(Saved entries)
--------------------------------------------------

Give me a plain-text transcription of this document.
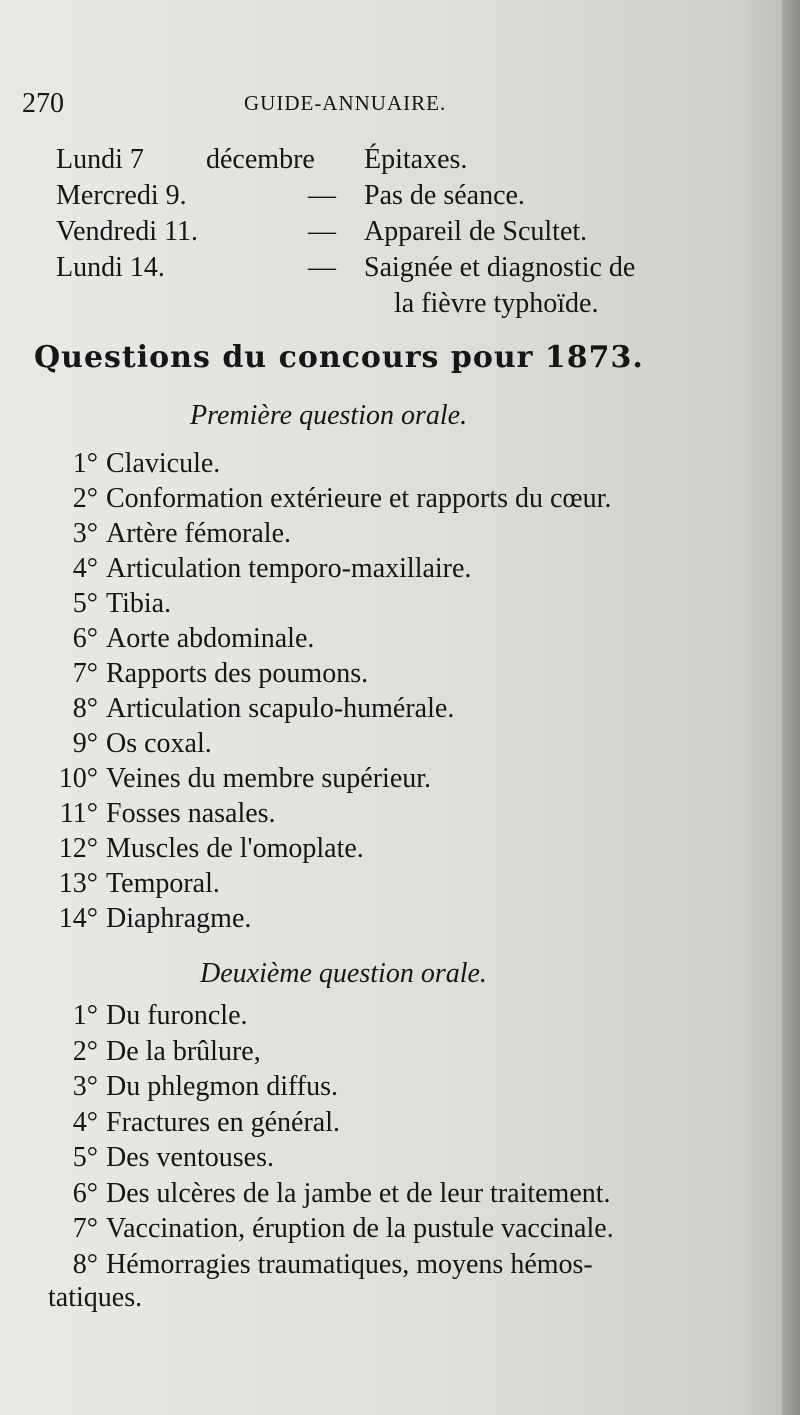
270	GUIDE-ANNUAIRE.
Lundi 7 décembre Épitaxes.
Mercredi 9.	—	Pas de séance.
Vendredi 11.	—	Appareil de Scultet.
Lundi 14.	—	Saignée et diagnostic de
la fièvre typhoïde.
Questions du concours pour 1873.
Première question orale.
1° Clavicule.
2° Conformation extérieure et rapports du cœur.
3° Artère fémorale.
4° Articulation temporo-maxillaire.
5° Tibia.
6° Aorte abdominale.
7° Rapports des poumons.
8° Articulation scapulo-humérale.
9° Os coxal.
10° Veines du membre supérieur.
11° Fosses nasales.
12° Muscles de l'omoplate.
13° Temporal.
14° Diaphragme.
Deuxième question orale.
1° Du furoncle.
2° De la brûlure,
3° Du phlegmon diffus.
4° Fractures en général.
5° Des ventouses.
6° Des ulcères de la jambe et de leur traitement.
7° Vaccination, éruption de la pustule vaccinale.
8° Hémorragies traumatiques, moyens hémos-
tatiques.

--------------------------------------------------

### Work to complete
Would you mind returning each entry above word for word, skipping the images?

### Complete output
Give me a plain-text transcription of this document.
270	GUIDE-ANNUAIRE.
Lundi 7 décembre Épitaxes.
Mercredi 9.	—	Pas de séance.
Vendredi 11.	—	Appareil de Scultet.
Lundi 14.	—	Saignée et diagnostic de
la fièvre typhoïde.
Questions du concours pour 1873.
Première question orale.
1° Clavicule.
2° Conformation extérieure et rapports du cœur.
3° Artère fémorale.
4° Articulation temporo-maxillaire.
5° Tibia.
6° Aorte abdominale.
7° Rapports des poumons.
8° Articulation scapulo-humérale.
9° Os coxal.
10° Veines du membre supérieur.
11° Fosses nasales.
12° Muscles de l'omoplate.
13° Temporal.
14° Diaphragme.
Deuxième question orale.
1° Du furoncle.
2° De la brûlure,
3° Du phlegmon diffus.
4° Fractures en général.
5° Des ventouses.
6° Des ulcères de la jambe et de leur traitement.
7° Vaccination, éruption de la pustule vaccinale.
8° Hémorragies traumatiques, moyens hémos-
tatiques.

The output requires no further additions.